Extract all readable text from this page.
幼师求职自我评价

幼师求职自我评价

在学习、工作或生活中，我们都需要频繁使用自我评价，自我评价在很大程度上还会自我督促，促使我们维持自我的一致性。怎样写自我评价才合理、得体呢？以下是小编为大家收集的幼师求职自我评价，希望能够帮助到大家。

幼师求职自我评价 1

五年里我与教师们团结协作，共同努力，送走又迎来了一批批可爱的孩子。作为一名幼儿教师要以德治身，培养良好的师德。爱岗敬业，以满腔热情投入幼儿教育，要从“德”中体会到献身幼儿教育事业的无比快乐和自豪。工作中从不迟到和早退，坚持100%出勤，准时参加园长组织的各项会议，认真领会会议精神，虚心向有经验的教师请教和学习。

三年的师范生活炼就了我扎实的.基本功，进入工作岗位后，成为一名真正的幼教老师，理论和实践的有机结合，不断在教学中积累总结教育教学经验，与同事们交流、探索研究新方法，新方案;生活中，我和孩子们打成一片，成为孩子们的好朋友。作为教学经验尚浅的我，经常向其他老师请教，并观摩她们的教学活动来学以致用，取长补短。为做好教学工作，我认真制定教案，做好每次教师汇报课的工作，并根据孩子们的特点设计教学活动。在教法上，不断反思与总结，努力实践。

_ _ _ _

Stated goal | Print out every record again, exactly and in full.

Task output |
Extract all readable text from this page.
幼师求职自我评价

幼师求职自我评价

在学习、工作或生活中，我们都需要频繁使用自我评价，自我评价在很大程度上还会自我督促，促使我们维持自我的一致性。怎样写自我评价才合理、得体呢？以下是小编为大家收集的幼师求职自我评价，希望能够帮助到大家。

幼师求职自我评价 1

五年里我与教师们团结协作，共同努力，送走又迎来了一批批可爱的孩子。作为一名幼儿教师要以德治身，培养良好的师德。爱岗敬业，以满腔热情投入幼儿教育，要从“德”中体会到献身幼儿教育事业的无比快乐和自豪。工作中从不迟到和早退，坚持100%出勤，准时参加园长组织的各项会议，认真领会会议精神，虚心向有经验的教师请教和学习。

三年的师范生活炼就了我扎实的.基本功，进入工作岗位后，成为一名真正的幼教老师，理论和实践的有机结合，不断在教学中积累总结教育教学经验，与同事们交流、探索研究新方法，新方案;生活中，我和孩子们打成一片，成为孩子们的好朋友。作为教学经验尚浅的我，经常向其他老师请教，并观摩她们的教学活动来学以致用，取长补短。为做好教学工作，我认真制定教案，做好每次教师汇报课的工作，并根据孩子们的特点设计教学活动。在教法上，不断反思与总结，努力实践。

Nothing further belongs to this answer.